▸ Выбранный отрывок:
____________________
По Гаше-Супле элементарная дрессировка состоит в раздражении, вызывающем эффективное динамогенное возбуждение, которое ассоциируется посредством механизма «возврата» с представлением, при чем последнее становится в свою очередь динамогенным.
То же явление происходит в естественных условиях жизни животных. Как дрессировщик управляет порядком раздражений, смотря по желанию, руководясь определенном планом, так и внешний мир управляет тем же Порядком раздражений, получаемых свободными животными.
Нечего говорить, что рассматриваемый метод для рефлексологии-животных имеет огромное значение в смысле изучения тех явлений, которые автор, почему то относит без достаточных оснований к порядку инстинктов. Термином «инстинкт», или «инстинктивные действия» автор невидимому пользуется не в нашем смысле, а в смысле обычного в зоопсихологии противоположения этих действий тем, которые заведомо относятся к порядку так называемых разумных. Этим самым его понятие инстинкта расширяется до той степени, что включает в себя и все сочетательные рефлексы, за исключением личных рефлексов.
____________________
▸ Строки данных:

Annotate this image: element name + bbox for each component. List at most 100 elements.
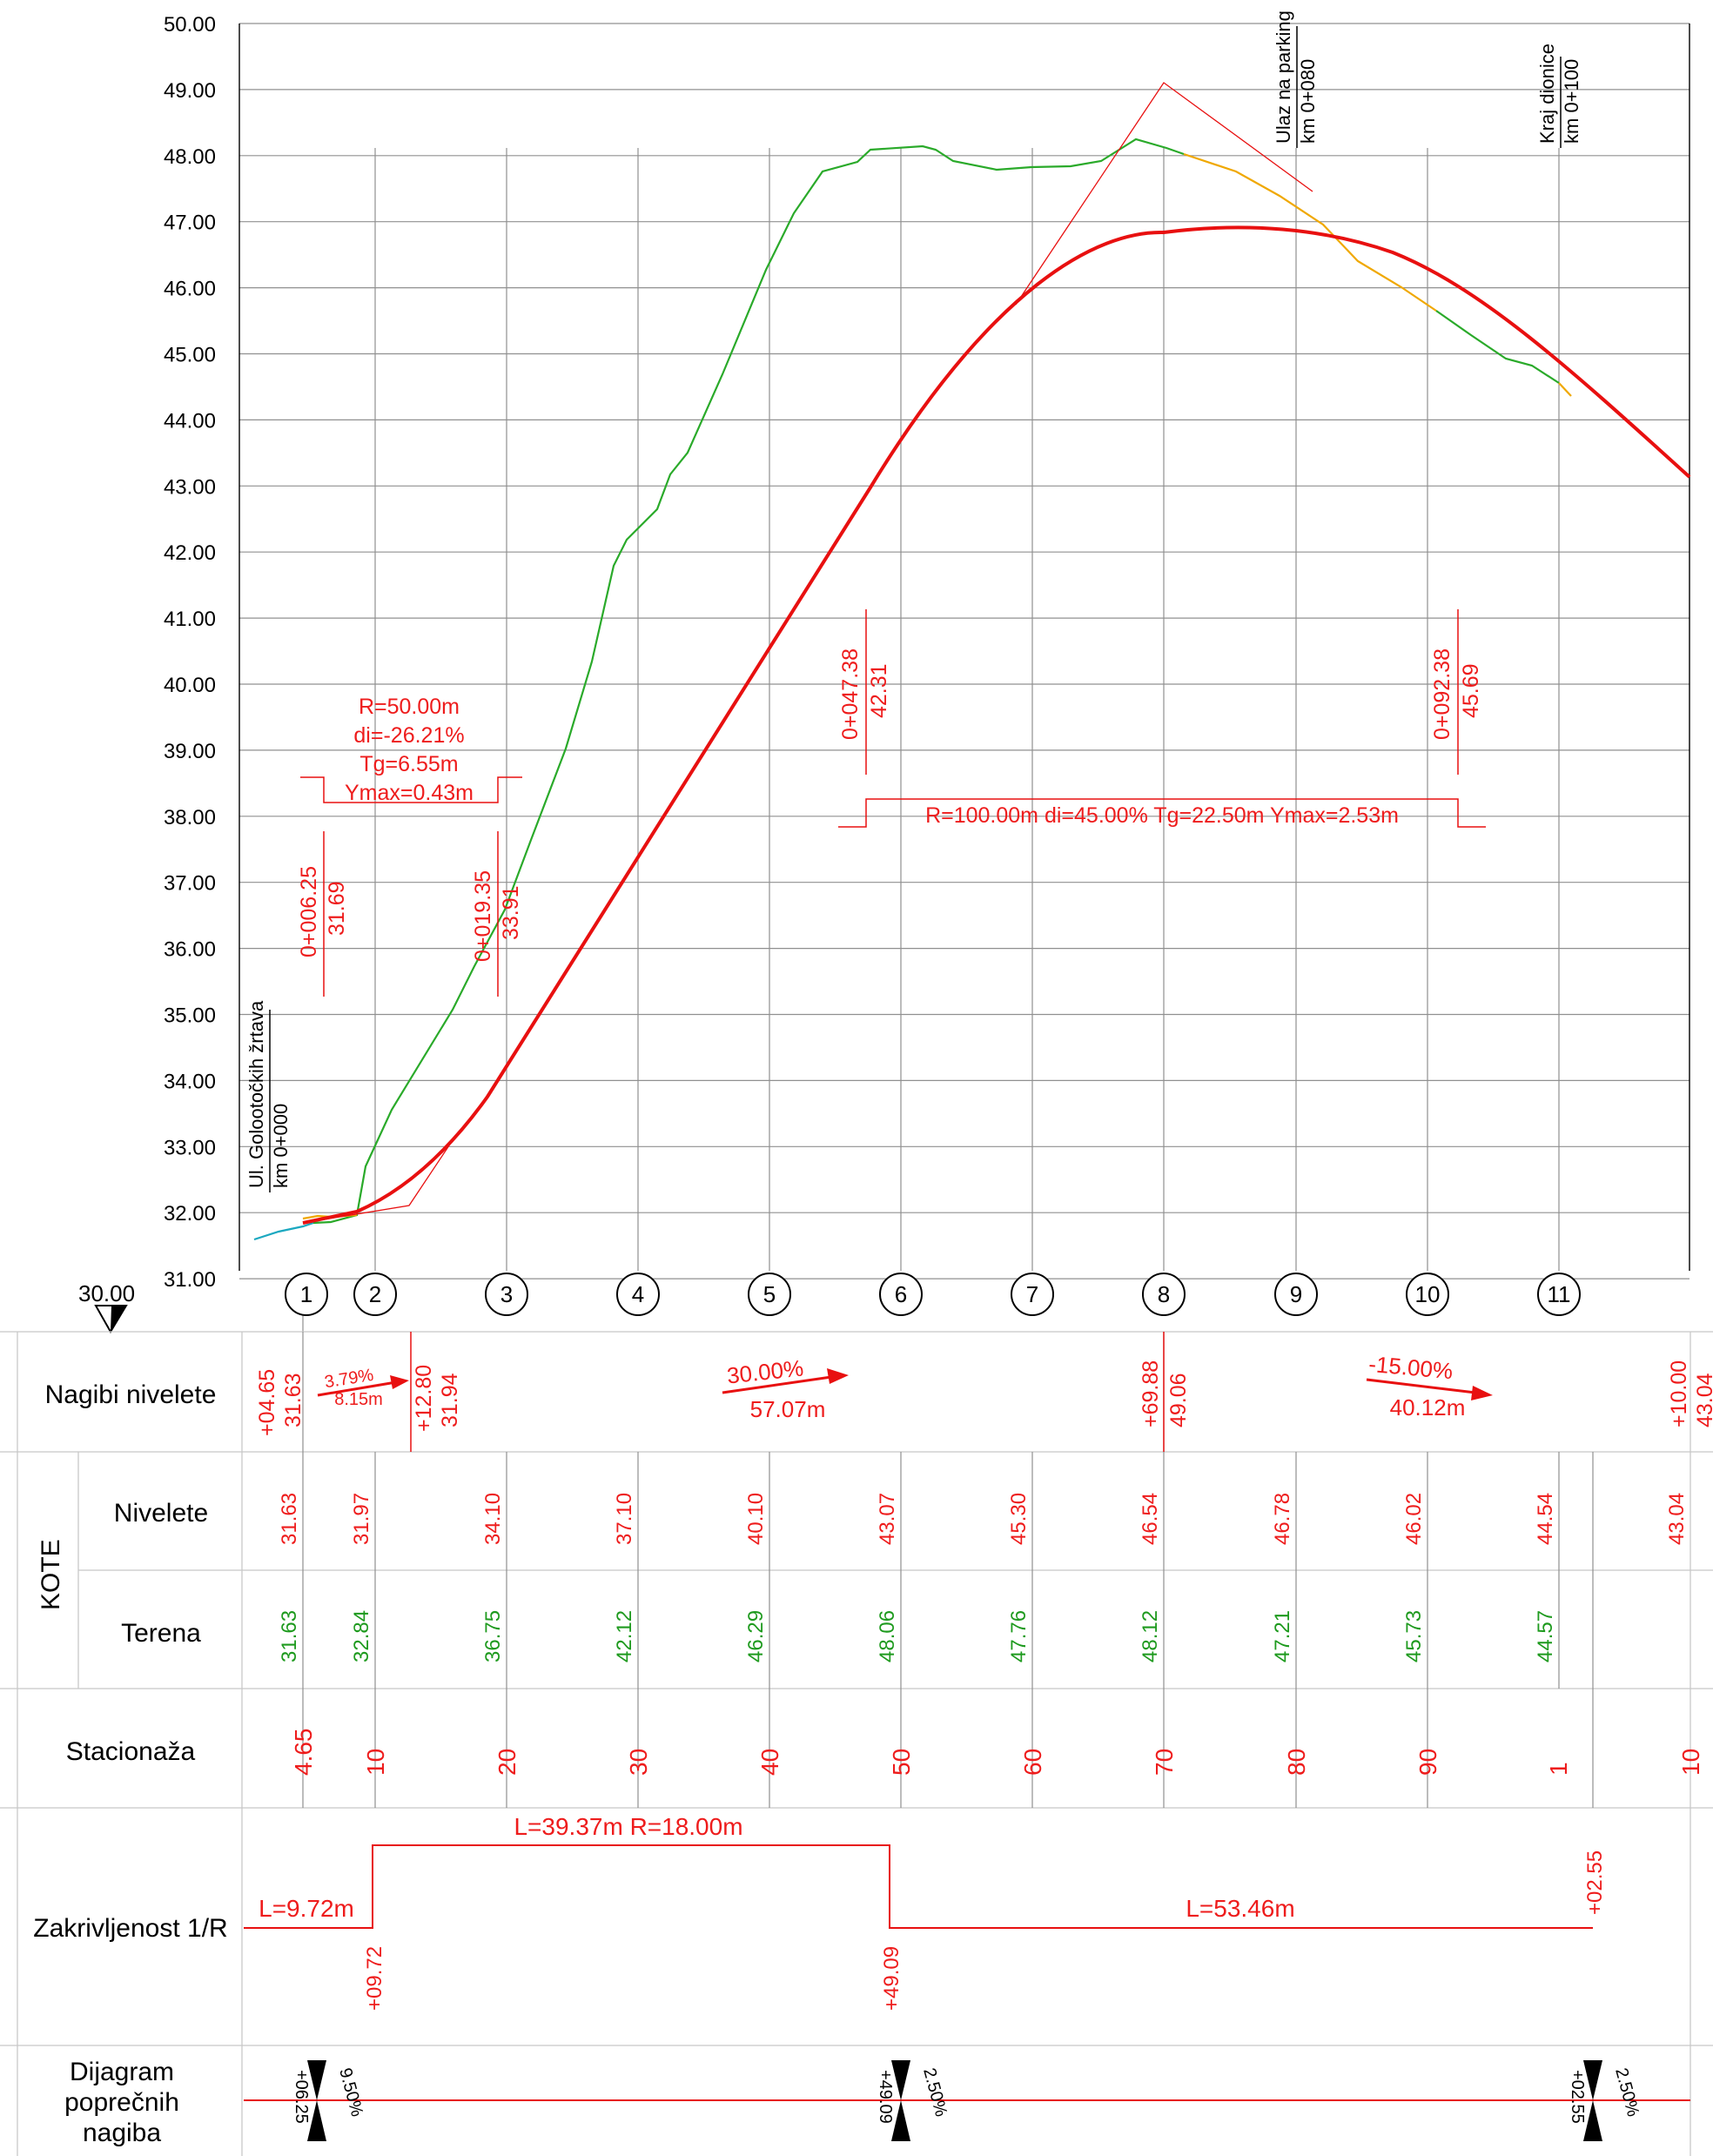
____________________
▸ Задания:
A - Верните из отрывка о дрессировке фрагмент, который открывается словами, содержащими «То же явление», и завершается словами «исключением личных рефлексов.».
B - Переведите на английский язык предложение из отрывка о дрессировке: «То же явление происходит в естественных условиях жизни животных».

▸ Ответы по заданиям:
A -
То же явление происходит в естественных условиях жизни животных. Как дрессировщик управляет порядком раздражений, смотря по желанию, руководясь определенном планом, так и внешний мир управляет тем же Порядком раздражений, получаемых свободными животными.
Нечего говорить, что рассматриваемый метод для рефлексологии-животных имеет огромное значение в смысле изучения тех явлений, которые автор, почему то относит без достаточных оснований к порядку инстинктов. Термином «инстинкт», или «инстинктивные действия» автор невидимому пользуется не в нашем смысле, а в смысле обычного в зоопсихологии противоположения этих действий тем, которые заведомо относятся к порядку так называемых разумных. Этим самым его понятие инстинкта расширяется до той степени, что включает в себя и все сочетательные рефлексы, за исключением личных рефлексов.

B - The same phenomenon occurs in the natural living conditions of animals.